(Recorded data)
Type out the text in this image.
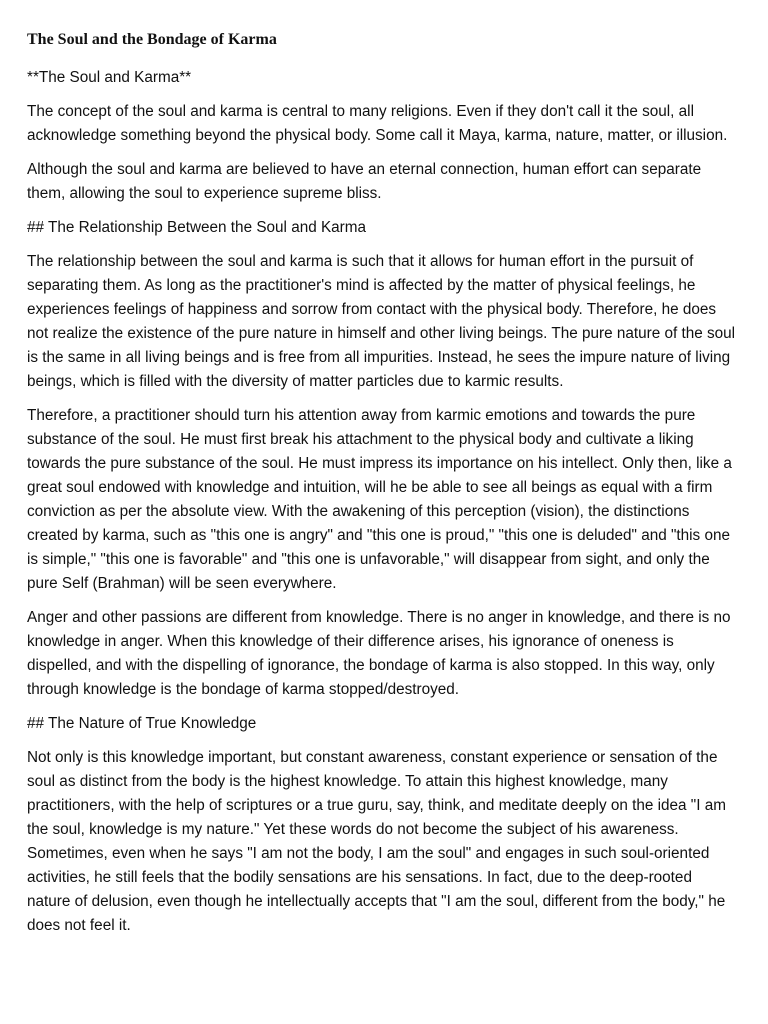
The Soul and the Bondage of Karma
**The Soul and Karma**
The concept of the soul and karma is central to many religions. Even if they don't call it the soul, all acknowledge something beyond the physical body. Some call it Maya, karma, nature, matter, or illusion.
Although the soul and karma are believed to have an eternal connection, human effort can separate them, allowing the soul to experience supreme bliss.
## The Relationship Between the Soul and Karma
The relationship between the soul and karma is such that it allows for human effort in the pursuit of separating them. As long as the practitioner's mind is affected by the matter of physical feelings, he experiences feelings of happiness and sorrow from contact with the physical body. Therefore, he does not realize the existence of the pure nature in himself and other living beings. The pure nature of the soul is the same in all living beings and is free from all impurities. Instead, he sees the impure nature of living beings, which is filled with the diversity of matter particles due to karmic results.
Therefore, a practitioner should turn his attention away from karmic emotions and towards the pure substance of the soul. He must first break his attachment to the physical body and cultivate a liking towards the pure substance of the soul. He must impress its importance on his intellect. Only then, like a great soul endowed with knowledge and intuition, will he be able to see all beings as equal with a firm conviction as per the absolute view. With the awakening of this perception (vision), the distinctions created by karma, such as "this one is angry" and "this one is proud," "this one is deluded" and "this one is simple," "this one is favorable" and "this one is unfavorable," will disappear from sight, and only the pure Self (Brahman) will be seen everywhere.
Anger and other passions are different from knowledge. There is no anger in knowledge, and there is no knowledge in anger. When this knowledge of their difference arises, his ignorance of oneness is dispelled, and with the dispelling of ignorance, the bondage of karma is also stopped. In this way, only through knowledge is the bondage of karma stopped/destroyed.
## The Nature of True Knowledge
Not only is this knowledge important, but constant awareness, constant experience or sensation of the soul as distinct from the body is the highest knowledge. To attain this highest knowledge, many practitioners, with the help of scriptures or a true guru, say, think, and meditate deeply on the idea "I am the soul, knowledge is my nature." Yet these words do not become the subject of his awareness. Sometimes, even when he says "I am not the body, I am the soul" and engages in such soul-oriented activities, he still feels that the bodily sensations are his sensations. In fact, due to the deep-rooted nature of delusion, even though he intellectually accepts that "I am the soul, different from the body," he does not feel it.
---
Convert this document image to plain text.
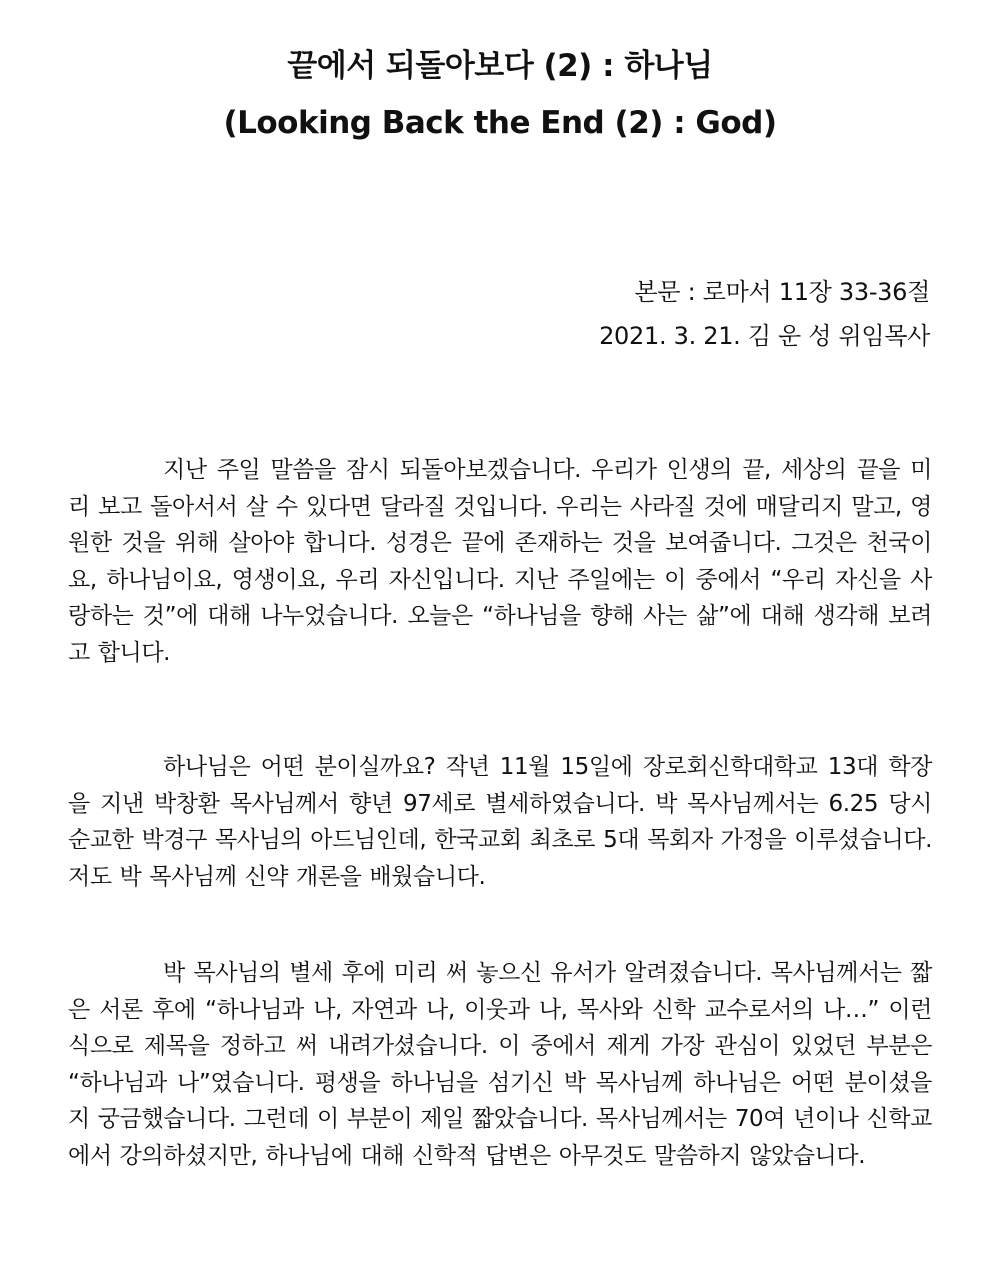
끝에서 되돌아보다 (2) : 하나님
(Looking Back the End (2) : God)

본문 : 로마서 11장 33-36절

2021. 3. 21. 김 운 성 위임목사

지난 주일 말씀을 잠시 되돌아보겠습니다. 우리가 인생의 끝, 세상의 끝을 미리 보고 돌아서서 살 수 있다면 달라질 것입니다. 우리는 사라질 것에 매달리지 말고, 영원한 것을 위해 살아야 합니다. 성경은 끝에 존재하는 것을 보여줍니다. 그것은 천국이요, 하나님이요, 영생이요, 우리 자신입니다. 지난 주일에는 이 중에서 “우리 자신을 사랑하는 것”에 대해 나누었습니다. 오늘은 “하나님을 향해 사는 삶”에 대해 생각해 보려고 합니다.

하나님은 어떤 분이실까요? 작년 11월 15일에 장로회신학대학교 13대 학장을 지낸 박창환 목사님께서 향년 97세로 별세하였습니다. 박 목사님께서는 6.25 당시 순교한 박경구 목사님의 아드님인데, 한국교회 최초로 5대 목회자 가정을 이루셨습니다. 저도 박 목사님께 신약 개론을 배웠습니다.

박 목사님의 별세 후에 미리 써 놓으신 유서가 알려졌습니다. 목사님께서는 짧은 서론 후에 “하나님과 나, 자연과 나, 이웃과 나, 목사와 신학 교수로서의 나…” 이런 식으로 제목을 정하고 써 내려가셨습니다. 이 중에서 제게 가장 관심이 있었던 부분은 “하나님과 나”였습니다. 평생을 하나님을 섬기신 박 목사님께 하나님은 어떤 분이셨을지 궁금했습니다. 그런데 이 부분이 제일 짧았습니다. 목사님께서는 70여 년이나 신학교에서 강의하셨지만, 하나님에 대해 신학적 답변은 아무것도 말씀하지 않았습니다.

#### [Task]
Find the word "하나님은" in the material, then list each line that holds it.

#### [Full answer]
하나님은 어떤 분이실까요? 작년 11월 15일에 장로회신학대학교 13대 학장을 지낸 박창환 목사님께서 향년 97세로 별세하였습니다. 박 목사님께서는 6.25 당시 순교한 박경구 목사님의 아드님인데, 한국교회 최초로 5대 목회자 가정을 이루셨습니다. 저도 박 목사님께 신약 개론을 배웠습니다.
박 목사님의 별세 후에 미리 써 놓으신 유서가 알려졌습니다. 목사님께서는 짧은 서론 후에 “하나님과 나, 자연과 나, 이웃과 나, 목사와 신학 교수로서의 나…” 이런 식으로 제목을 정하고 써 내려가셨습니다. 이 중에서 제게 가장 관심이 있었던 부분은 “하나님과 나”였습니다. 평생을 하나님을 섬기신 박 목사님께 하나님은 어떤 분이셨을지 궁금했습니다. 그런데 이 부분이 제일 짧았습니다. 목사님께서는 70여 년이나 신학교에서 강의하셨지만, 하나님에 대해 신학적 답변은 아무것도 말씀하지 않았습니다.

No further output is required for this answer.